* WHAT IS NEEDED *
Look through the records below, and copy out every line that holds the string "this".

Saved entries:
———
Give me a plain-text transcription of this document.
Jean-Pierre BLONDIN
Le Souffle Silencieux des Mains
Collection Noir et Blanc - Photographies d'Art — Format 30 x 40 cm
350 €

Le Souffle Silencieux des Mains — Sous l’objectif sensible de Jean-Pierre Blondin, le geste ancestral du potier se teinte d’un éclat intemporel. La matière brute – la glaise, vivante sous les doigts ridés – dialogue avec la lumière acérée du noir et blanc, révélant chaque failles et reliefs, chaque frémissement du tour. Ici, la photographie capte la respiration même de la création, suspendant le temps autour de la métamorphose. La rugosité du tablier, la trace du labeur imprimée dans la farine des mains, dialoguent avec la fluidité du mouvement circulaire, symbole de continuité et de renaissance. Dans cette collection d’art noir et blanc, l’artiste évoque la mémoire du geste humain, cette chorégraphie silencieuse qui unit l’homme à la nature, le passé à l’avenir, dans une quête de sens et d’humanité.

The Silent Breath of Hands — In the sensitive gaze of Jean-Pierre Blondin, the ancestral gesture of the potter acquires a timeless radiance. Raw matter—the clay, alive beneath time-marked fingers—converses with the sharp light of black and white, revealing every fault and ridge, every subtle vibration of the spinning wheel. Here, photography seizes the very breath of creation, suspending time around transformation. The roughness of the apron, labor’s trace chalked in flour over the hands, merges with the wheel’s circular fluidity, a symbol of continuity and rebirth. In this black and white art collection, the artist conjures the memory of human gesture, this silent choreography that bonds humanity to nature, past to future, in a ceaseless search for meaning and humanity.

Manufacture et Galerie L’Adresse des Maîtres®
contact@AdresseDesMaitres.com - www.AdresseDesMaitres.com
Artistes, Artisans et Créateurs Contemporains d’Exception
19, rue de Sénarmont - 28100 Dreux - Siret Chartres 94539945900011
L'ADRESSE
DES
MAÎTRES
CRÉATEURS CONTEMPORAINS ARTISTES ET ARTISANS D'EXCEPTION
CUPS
———
* ANSWER FOR THE TASK *
Give me a plain-text transcription of this document.
The Silent Breath of Hands — In the sensitive gaze of Jean-Pierre Blondin, the ancestral gesture of the potter acquires a timeless radiance. Raw matter—the clay, alive beneath time-marked fingers—converses with the sharp light of black and white, revealing every fault and ridge, every subtle vibration of the spinning wheel. Here, photography seizes the very breath of creation, suspending time around transformation. The roughness of the apron, labor’s trace chalked in flour over the hands, merges with the wheel’s circular fluidity, a symbol of continuity and rebirth. In this black and white art collection, the artist conjures the memory of human gesture, this silent choreography that bonds humanity to nature, past to future, in a ceaseless search for meaning and humanity.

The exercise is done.